##### INPUT DATA #####
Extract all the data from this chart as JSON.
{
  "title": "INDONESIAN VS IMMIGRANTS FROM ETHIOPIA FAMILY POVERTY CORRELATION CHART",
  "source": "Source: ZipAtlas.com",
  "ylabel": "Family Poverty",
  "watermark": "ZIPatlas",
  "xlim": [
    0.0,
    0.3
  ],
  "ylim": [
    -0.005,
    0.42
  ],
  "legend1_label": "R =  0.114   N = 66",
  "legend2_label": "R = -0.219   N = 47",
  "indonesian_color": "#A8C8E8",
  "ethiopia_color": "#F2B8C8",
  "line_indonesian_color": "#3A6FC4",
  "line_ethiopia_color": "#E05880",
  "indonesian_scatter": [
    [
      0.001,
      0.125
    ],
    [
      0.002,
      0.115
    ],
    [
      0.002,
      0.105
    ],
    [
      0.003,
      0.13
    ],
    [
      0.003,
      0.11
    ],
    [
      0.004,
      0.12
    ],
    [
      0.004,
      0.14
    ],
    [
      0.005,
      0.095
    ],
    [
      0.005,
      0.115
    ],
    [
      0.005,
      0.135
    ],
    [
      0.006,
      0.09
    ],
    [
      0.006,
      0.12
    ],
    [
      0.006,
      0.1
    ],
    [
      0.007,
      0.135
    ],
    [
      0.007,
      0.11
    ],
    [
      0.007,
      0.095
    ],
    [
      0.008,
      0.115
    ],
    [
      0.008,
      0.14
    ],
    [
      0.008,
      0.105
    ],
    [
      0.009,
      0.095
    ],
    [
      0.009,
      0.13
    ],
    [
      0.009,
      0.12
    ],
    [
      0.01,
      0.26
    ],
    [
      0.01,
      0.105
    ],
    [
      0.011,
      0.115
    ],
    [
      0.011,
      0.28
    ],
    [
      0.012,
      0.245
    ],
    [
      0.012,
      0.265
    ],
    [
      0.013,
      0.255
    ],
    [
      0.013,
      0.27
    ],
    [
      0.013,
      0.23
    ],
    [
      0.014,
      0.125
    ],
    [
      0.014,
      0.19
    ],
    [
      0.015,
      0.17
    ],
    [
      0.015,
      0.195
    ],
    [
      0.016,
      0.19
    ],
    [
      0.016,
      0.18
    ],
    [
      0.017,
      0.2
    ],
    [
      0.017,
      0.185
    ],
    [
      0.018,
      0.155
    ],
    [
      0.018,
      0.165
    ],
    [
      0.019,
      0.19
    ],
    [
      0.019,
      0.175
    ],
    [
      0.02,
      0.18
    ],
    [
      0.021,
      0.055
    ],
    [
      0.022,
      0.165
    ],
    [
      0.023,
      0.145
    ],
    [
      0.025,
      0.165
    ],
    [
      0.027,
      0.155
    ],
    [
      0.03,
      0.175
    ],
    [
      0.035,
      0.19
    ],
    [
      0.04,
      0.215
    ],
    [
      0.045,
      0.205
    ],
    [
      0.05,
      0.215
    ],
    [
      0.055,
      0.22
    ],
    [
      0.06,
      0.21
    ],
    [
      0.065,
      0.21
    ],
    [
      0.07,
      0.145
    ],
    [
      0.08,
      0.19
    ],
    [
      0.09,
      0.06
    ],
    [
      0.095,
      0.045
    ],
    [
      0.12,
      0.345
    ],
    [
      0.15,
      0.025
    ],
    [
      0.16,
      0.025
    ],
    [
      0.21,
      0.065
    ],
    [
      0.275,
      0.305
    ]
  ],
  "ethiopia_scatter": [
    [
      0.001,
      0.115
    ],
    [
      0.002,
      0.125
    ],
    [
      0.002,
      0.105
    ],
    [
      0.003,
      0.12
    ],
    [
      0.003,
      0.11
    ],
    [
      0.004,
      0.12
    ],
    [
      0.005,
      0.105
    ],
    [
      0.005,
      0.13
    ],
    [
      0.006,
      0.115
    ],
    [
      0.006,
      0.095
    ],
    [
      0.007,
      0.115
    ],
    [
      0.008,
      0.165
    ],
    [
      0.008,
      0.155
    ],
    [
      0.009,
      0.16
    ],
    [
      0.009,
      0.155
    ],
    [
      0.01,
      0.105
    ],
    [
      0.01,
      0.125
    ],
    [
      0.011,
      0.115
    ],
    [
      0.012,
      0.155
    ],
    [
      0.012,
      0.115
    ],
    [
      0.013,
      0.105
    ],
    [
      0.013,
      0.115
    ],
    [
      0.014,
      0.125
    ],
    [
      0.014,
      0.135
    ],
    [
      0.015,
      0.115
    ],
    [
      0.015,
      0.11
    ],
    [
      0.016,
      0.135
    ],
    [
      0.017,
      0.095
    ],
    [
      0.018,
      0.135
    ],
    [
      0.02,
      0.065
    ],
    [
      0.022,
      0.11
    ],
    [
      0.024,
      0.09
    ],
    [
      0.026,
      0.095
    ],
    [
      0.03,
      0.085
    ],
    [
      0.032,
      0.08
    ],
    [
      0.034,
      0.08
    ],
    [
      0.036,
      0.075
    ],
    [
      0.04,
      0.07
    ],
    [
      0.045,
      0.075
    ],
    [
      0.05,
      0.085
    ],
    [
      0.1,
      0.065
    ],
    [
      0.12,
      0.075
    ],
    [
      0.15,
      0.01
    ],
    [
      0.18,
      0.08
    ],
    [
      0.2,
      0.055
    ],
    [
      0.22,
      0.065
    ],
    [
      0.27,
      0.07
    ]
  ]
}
#####
## [STATED PROBLEM]
Repeat the whole listing exactly, keeping every line intact.

## [TASK SOLUTION]
Extract all the data from this chart as JSON.
{
  "title": "INDONESIAN VS IMMIGRANTS FROM ETHIOPIA FAMILY POVERTY CORRELATION CHART",
  "source": "Source: ZipAtlas.com",
  "ylabel": "Family Poverty",
  "watermark": "ZIPatlas",
  "xlim": [
    0.0,
    0.3
  ],
  "ylim": [
    -0.005,
    0.42
  ],
  "legend1_label": "R =  0.114   N = 66",
  "legend2_label": "R = -0.219   N = 47",
  "indonesian_color": "#A8C8E8",
  "ethiopia_color": "#F2B8C8",
  "line_indonesian_color": "#3A6FC4",
  "line_ethiopia_color": "#E05880",
  "indonesian_scatter": [
    [
      0.001,
      0.125
    ],
    [
      0.002,
      0.115
    ],
    [
      0.002,
      0.105
    ],
    [
      0.003,
      0.13
    ],
    [
      0.003,
      0.11
    ],
    [
      0.004,
      0.12
    ],
    [
      0.004,
      0.14
    ],
    [
      0.005,
      0.095
    ],
    [
      0.005,
      0.115
    ],
    [
      0.005,
      0.135
    ],
    [
      0.006,
      0.09
    ],
    [
      0.006,
      0.12
    ],
    [
      0.006,
      0.1
    ],
    [
      0.007,
      0.135
    ],
    [
      0.007,
      0.11
    ],
    [
      0.007,
      0.095
    ],
    [
      0.008,
      0.115
    ],
    [
      0.008,
      0.14
    ],
    [
      0.008,
      0.105
    ],
    [
      0.009,
      0.095
    ],
    [
      0.009,
      0.13
    ],
    [
      0.009,
      0.12
    ],
    [
      0.01,
      0.26
    ],
    [
      0.01,
      0.105
    ],
    [
      0.011,
      0.115
    ],
    [
      0.011,
      0.28
    ],
    [
      0.012,
      0.245
    ],
    [
      0.012,
      0.265
    ],
    [
      0.013,
      0.255
    ],
    [
      0.013,
      0.27
    ],
    [
      0.013,
      0.23
    ],
    [
      0.014,
      0.125
    ],
    [
      0.014,
      0.19
    ],
    [
      0.015,
      0.17
    ],
    [
      0.015,
      0.195
    ],
    [
      0.016,
      0.19
    ],
    [
      0.016,
      0.18
    ],
    [
      0.017,
      0.2
    ],
    [
      0.017,
      0.185
    ],
    [
      0.018,
      0.155
    ],
    [
      0.018,
      0.165
    ],
    [
      0.019,
      0.19
    ],
    [
      0.019,
      0.175
    ],
    [
      0.02,
      0.18
    ],
    [
      0.021,
      0.055
    ],
    [
      0.022,
      0.165
    ],
    [
      0.023,
      0.145
    ],
    [
      0.025,
      0.165
    ],
    [
      0.027,
      0.155
    ],
    [
      0.03,
      0.175
    ],
    [
      0.035,
      0.19
    ],
    [
      0.04,
      0.215
    ],
    [
      0.045,
      0.205
    ],
    [
      0.05,
      0.215
    ],
    [
      0.055,
      0.22
    ],
    [
      0.06,
      0.21
    ],
    [
      0.065,
      0.21
    ],
    [
      0.07,
      0.145
    ],
    [
      0.08,
      0.19
    ],
    [
      0.09,
      0.06
    ],
    [
      0.095,
      0.045
    ],
    [
      0.12,
      0.345
    ],
    [
      0.15,
      0.025
    ],
    [
      0.16,
      0.025
    ],
    [
      0.21,
      0.065
    ],
    [
      0.275,
      0.305
    ]
  ],
  "ethiopia_scatter": [
    [
      0.001,
      0.115
    ],
    [
      0.002,
      0.125
    ],
    [
      0.002,
      0.105
    ],
    [
      0.003,
      0.12
    ],
    [
      0.003,
      0.11
    ],
    [
      0.004,
      0.12
    ],
    [
      0.005,
      0.105
    ],
    [
      0.005,
      0.13
    ],
    [
      0.006,
      0.115
    ],
    [
      0.006,
      0.095
    ],
    [
      0.007,
      0.115
    ],
    [
      0.008,
      0.165
    ],
    [
      0.008,
      0.155
    ],
    [
      0.009,
      0.16
    ],
    [
      0.009,
      0.155
    ],
    [
      0.01,
      0.105
    ],
    [
      0.01,
      0.125
    ],
    [
      0.011,
      0.115
    ],
    [
      0.012,
      0.155
    ],
    [
      0.012,
      0.115
    ],
    [
      0.013,
      0.105
    ],
    [
      0.013,
      0.115
    ],
    [
      0.014,
      0.125
    ],
    [
      0.014,
      0.135
    ],
    [
      0.015,
      0.115
    ],
    [
      0.015,
      0.11
    ],
    [
      0.016,
      0.135
    ],
    [
      0.017,
      0.095
    ],
    [
      0.018,
      0.135
    ],
    [
      0.02,
      0.065
    ],
    [
      0.022,
      0.11
    ],
    [
      0.024,
      0.09
    ],
    [
      0.026,
      0.095
    ],
    [
      0.03,
      0.085
    ],
    [
      0.032,
      0.08
    ],
    [
      0.034,
      0.08
    ],
    [
      0.036,
      0.075
    ],
    [
      0.04,
      0.07
    ],
    [
      0.045,
      0.075
    ],
    [
      0.05,
      0.085
    ],
    [
      0.1,
      0.065
    ],
    [
      0.12,
      0.075
    ],
    [
      0.15,
      0.01
    ],
    [
      0.18,
      0.08
    ],
    [
      0.2,
      0.055
    ],
    [
      0.22,
      0.065
    ],
    [
      0.27,
      0.07
    ]
  ]
}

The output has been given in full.